• Exercise task: Search the records for the word "name" and report each line that has it.

• • • •

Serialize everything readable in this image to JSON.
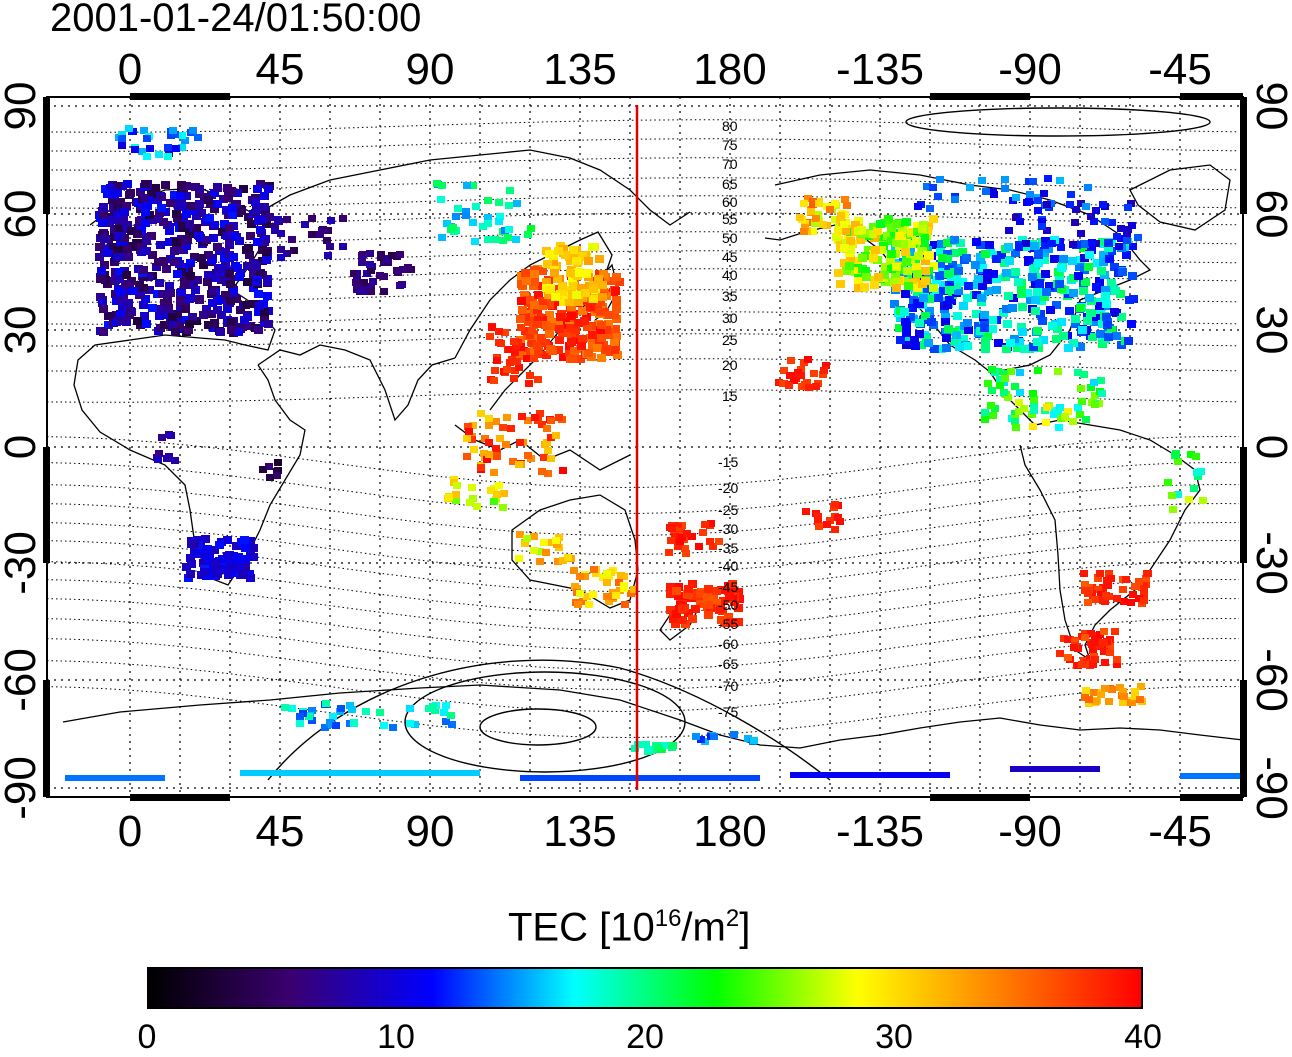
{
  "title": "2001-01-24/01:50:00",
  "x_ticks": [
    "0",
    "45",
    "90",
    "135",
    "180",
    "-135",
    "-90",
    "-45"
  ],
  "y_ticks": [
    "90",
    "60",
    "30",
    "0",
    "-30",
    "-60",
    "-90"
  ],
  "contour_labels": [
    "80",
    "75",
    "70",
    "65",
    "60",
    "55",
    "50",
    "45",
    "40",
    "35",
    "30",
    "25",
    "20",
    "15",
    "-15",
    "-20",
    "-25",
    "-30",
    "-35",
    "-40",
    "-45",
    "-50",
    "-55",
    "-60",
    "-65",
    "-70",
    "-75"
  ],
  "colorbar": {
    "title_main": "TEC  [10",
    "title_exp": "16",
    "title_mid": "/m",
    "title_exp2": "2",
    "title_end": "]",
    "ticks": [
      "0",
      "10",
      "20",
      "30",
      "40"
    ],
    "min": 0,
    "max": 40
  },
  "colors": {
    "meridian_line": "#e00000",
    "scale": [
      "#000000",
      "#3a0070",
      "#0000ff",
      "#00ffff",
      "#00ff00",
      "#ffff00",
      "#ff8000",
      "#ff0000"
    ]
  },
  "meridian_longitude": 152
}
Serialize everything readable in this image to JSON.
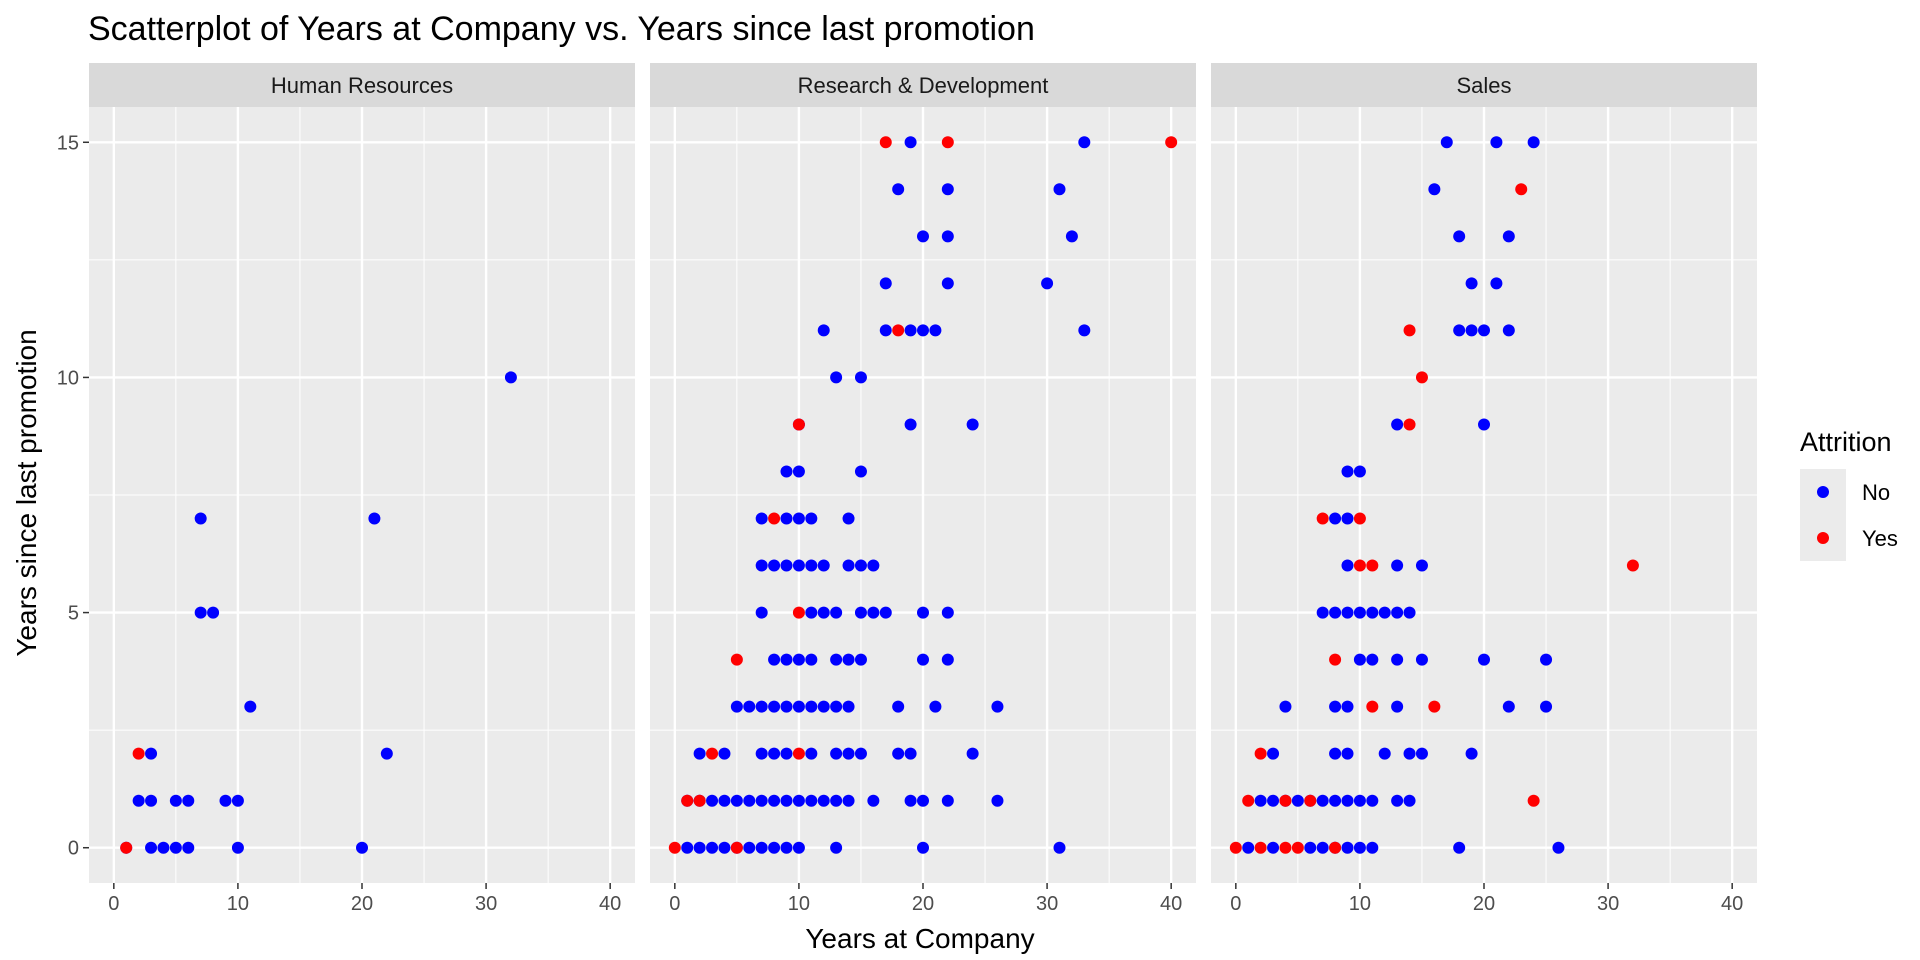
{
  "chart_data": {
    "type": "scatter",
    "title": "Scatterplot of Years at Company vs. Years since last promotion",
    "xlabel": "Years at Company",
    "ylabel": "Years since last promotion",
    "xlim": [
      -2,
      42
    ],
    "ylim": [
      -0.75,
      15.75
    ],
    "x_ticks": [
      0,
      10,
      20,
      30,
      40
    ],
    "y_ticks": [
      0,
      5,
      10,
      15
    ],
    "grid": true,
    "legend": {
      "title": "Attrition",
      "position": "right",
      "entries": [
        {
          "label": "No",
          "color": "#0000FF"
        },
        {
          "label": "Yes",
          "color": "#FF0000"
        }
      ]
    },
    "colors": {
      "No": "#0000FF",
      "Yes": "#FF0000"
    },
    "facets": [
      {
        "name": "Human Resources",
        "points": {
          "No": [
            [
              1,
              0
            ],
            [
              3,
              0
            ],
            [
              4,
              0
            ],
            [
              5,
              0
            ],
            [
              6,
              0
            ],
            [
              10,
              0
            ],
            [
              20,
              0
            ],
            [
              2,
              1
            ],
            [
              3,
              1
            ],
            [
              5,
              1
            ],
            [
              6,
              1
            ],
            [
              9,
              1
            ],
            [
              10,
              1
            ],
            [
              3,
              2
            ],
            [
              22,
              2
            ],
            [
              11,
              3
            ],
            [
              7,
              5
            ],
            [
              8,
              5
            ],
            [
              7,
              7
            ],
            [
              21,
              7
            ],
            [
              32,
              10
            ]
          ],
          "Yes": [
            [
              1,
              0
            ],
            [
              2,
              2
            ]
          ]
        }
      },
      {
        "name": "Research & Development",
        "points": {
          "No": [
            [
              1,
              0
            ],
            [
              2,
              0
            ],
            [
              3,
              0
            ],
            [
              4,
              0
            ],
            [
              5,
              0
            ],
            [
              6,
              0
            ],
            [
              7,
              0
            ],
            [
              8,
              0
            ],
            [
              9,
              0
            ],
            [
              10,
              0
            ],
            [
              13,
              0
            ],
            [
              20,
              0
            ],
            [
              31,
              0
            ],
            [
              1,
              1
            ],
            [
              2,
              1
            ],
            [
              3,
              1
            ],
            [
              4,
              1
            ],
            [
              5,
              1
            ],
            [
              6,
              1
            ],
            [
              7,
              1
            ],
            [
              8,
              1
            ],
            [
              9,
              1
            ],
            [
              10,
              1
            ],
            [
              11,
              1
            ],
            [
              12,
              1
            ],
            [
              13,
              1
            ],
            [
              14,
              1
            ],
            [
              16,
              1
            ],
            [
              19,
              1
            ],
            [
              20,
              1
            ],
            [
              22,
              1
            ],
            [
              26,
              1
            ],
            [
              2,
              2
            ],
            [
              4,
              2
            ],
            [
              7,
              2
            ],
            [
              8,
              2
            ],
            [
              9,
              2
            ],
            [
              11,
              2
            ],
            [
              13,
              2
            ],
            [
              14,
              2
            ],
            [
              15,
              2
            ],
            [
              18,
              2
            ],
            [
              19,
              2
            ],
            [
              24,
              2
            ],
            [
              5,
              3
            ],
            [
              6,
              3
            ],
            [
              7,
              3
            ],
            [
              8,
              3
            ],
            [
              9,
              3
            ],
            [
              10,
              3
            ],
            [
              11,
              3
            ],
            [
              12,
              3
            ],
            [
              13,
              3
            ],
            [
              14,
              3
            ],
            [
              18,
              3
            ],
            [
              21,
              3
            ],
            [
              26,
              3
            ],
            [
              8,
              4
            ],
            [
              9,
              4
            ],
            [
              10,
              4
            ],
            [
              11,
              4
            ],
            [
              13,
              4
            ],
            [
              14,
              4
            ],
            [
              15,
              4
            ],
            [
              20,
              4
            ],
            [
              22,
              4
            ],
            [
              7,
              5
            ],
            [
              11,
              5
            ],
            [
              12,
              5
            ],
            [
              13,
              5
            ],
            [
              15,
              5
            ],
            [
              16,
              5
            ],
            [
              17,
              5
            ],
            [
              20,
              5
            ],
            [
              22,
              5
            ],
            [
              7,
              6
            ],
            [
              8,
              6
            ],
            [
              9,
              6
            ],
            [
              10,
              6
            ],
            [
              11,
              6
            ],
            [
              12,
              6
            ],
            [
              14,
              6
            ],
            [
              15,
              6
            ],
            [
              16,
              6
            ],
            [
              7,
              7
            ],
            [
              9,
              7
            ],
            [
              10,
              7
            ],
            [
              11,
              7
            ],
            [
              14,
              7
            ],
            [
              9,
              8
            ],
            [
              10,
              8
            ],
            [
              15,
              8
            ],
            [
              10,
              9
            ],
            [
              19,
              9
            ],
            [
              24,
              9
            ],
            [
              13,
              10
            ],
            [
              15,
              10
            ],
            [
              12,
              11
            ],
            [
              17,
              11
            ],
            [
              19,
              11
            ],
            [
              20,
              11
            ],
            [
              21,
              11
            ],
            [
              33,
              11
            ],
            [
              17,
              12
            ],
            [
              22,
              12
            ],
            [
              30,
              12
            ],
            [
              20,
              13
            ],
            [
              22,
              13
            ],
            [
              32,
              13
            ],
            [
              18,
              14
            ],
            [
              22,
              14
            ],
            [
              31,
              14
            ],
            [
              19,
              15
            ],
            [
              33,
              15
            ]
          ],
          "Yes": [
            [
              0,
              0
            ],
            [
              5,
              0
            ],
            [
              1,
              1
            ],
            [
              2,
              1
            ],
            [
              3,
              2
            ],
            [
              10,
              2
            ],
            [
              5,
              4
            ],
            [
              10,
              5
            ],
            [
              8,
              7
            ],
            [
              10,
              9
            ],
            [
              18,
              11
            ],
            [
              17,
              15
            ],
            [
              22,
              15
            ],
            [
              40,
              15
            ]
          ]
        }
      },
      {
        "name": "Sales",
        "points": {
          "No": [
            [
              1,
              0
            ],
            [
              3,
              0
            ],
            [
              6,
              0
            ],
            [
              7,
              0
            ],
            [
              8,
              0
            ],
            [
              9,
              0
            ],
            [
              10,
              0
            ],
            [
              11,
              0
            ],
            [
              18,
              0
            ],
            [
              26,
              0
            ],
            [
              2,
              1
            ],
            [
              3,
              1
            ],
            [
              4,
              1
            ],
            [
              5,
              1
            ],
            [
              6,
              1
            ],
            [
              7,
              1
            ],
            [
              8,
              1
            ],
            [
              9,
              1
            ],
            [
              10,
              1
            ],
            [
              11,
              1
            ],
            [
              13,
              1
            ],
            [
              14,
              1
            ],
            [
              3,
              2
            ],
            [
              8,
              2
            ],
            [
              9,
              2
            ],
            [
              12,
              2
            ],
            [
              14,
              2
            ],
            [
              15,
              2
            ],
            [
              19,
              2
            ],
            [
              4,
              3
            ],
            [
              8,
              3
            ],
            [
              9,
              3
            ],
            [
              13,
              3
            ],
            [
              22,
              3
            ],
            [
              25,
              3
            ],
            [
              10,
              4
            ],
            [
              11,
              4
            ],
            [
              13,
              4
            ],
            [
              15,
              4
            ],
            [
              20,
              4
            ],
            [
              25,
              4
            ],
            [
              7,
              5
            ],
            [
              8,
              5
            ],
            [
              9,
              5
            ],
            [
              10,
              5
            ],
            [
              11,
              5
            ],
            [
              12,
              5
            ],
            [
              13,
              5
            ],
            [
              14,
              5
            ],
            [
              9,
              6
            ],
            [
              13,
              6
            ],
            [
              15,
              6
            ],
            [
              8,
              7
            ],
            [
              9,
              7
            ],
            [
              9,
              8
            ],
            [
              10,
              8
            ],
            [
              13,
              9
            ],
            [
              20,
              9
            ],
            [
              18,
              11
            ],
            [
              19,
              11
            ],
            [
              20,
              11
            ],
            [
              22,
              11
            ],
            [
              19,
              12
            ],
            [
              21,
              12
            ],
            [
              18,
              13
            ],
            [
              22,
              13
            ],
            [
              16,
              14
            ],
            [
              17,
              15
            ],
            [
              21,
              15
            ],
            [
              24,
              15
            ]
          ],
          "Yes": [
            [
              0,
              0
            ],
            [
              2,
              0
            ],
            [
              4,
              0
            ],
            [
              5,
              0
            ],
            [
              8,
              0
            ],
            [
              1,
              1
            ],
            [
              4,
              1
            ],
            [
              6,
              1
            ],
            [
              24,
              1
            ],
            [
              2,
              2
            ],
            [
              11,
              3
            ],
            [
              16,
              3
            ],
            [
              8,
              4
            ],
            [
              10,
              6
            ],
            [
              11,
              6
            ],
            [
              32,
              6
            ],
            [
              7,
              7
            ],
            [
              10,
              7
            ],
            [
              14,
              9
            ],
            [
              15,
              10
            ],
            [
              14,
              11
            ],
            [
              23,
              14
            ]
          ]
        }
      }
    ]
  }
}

• • • •

• Response below:
        "name": "Human Resources",
        "name": "Research & Development",
        "name": "Sales",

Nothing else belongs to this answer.